-- start of Selected text --

Bad Sex: La Belle Sauvage

The major reviews of La Belle Sauvage seem all to be written by superfans of the original series, and The Guardian, Telegraph, etc. gush as much as is compatible with respectable critical writing.  I though have my doubts about His Dark Materials, and I have a lot of complaints about the new book which is thin, lazy, full of coincidence, and a bit creepy.  There are good things in La Belle Sauvage, sure, and like the original series it reads along like a shot.  But since everyone else can tell you about that, I’m just going to complain.  I’ll assume you’ve read the novel, so I won’t worry about spoilers.

I’ll start by returning to the original series. His Dark Materials operated on several levels.  On one, Lyra and Will took on the challenge of finding their fathers, learned gradually about the magical physics of their world, came to see the complexity of right and wrong, and despite this complexity fought for justice on many fronts.  On another, we found aspects of our own politics mirrored in a world where a powerful church was set against everything natural and bent on a project that separated children from their parents, and children from their own souls.  On a third, a war raged in heaven between democratic rebel angels and the Authority, a.k.a. God.

-- end of Selected text --

* _Instructions to follow_
Please set down the passage of the review from "Bad Sex: La" up to and including "worry about spoilers.", word for word.

-- start of Extracted records --

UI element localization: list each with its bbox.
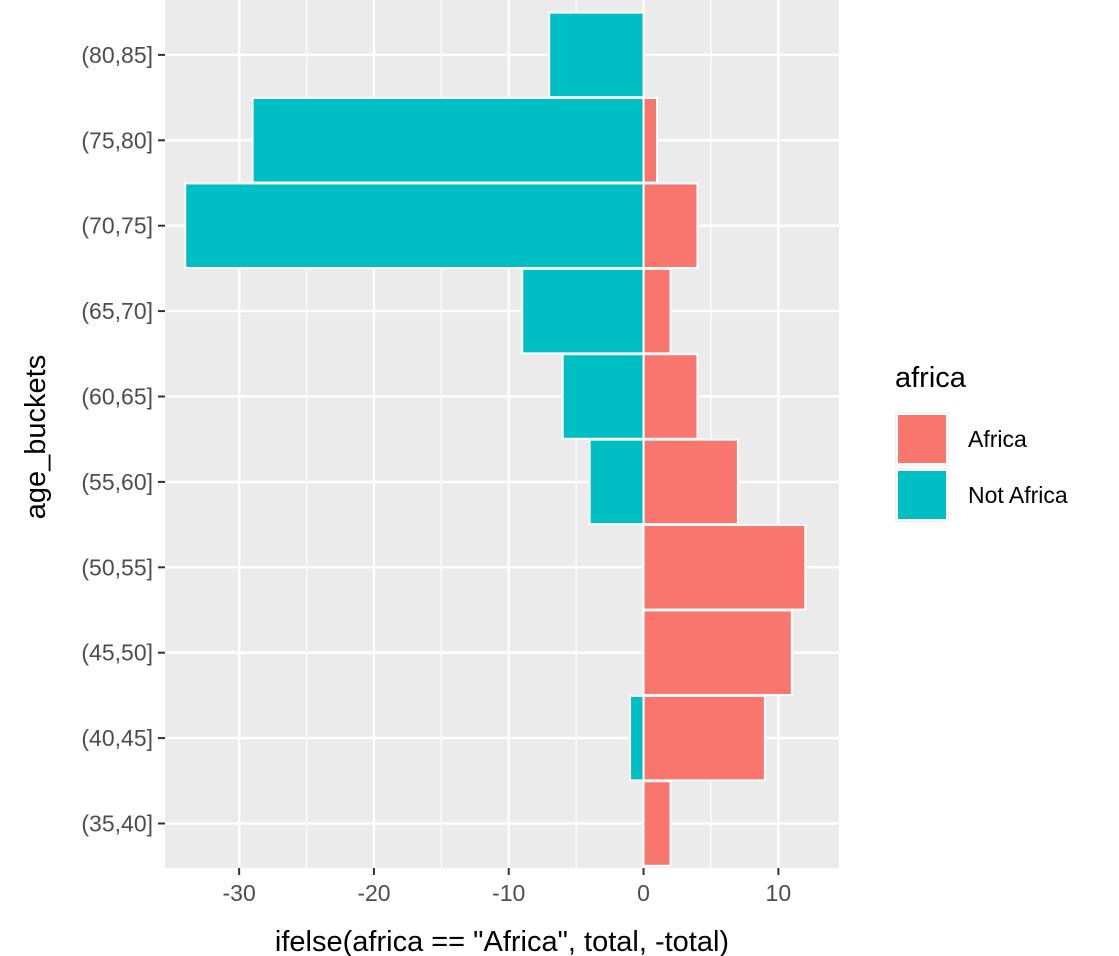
bar-not-africa (184, 182, 645, 269)
legend-title: africa (895, 362, 967, 394)
y-tick-label: (65,70] (81, 298, 153, 324)
x-tick-label: -30 (223, 880, 256, 906)
bar-not-africa (521, 267, 645, 355)
y-tick-label: (60,65] (81, 384, 153, 410)
bar-africa (642, 97, 659, 184)
x-tick-label: 10 (766, 880, 792, 906)
y-axis: (35,40] (40,45] (45,50] (50,55] (55,60] (60,6… (81, 42, 165, 837)
bar-not-africa (548, 11, 645, 99)
x-axis-title: ifelse(africa == "Africa", total, -total… (275, 926, 729, 956)
bar-not-africa (629, 694, 645, 782)
bar-africa (642, 353, 699, 440)
legend: africa Africa Not Africa (895, 362, 1068, 522)
bar-africa (642, 182, 699, 269)
bar-africa (642, 438, 739, 526)
legend-label: Africa (968, 426, 1027, 452)
bar-africa (642, 780, 672, 867)
y-tick-label: (40,45] (81, 725, 153, 751)
bar-africa (642, 609, 793, 696)
legend-label: Not Africa (968, 482, 1068, 508)
x-tick-label: 0 (637, 880, 650, 906)
y-tick-label: (80,85] (81, 42, 153, 68)
y-axis-title: age_buckets (20, 355, 52, 519)
legend-key-swatch (896, 413, 948, 465)
bar-not-africa (251, 97, 645, 184)
x-tick-label: -10 (492, 880, 525, 906)
bar-not-africa (588, 438, 645, 526)
bar-not-africa (561, 353, 645, 440)
bars (184, 11, 807, 867)
y-tick-label: (70,75] (81, 213, 153, 239)
x-tick-label: -20 (357, 880, 390, 906)
y-tick-label: (45,50] (81, 640, 153, 666)
y-tick-label: (55,60] (81, 469, 153, 495)
x-axis: -30 -20 -10 0 10 (223, 868, 792, 906)
y-tick-label: (35,40] (81, 811, 153, 837)
y-tick-label: (50,55] (81, 554, 153, 580)
legend-key-swatch (896, 469, 948, 521)
bar-africa (642, 524, 807, 611)
y-tick-label: (75,80] (81, 127, 153, 153)
bar-africa (642, 267, 672, 355)
bar-africa (642, 694, 766, 782)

-- end of Extracted records --

* _Response below_
Bad Sex: La Belle Sauvage

The major reviews of La Belle Sauvage seem all to be written by superfans of the original series, and The Guardian, Telegraph, etc. gush as much as is compatible with respectable critical writing.  I though have my doubts about His Dark Materials, and I have a lot of complaints about the new book which is thin, lazy, full of coincidence, and a bit creepy.  There are good things in La Belle Sauvage, sure, and like the original series it reads along like a shot.  But since everyone else can tell you about that, I’m just going to complain.  I’ll assume you’ve read the novel, so I won’t worry about spoilers.